Task to complete:
The listing below is the input. Say how many of its lines contain "JAVIER", giving the number alone.

***** Data extract

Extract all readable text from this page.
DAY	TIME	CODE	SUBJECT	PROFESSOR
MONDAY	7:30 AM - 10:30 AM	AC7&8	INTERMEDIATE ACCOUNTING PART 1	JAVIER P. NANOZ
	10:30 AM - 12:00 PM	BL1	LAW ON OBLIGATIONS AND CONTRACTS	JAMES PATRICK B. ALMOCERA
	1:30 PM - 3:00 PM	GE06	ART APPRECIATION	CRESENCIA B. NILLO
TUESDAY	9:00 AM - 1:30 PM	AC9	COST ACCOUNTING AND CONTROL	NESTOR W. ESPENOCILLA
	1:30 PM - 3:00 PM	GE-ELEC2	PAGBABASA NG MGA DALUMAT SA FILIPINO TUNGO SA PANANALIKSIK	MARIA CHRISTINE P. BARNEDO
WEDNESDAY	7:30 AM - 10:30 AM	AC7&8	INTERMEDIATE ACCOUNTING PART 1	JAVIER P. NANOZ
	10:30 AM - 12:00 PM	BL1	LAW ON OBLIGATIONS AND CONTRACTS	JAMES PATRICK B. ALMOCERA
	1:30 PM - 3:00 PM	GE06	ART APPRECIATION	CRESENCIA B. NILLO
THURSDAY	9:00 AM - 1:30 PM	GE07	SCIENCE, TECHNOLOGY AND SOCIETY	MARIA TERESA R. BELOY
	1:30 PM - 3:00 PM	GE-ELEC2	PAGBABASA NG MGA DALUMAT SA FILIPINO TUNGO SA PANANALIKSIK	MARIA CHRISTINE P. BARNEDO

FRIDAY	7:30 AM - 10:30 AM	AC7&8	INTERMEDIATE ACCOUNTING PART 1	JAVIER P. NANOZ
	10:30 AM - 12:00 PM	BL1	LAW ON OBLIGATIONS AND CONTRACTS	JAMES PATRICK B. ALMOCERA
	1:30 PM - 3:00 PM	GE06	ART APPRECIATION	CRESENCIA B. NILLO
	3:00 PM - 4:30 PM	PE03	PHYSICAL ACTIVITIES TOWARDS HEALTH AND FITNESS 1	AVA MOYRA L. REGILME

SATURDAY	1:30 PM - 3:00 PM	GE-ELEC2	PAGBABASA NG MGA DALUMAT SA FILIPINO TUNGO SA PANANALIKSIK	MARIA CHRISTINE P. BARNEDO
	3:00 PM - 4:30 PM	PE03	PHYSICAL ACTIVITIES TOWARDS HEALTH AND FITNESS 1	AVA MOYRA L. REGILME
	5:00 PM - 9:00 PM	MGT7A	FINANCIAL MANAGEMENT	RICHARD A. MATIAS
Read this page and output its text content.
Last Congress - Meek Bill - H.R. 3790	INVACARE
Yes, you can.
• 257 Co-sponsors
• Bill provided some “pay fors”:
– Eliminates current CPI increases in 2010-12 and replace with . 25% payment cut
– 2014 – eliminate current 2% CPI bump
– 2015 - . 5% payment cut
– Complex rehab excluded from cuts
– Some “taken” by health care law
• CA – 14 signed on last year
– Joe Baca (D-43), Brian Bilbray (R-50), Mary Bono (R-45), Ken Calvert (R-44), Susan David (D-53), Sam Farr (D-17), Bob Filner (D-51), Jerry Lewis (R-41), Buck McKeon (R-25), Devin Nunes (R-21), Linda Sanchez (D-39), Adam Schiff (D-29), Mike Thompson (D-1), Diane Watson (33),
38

**********

Result:
3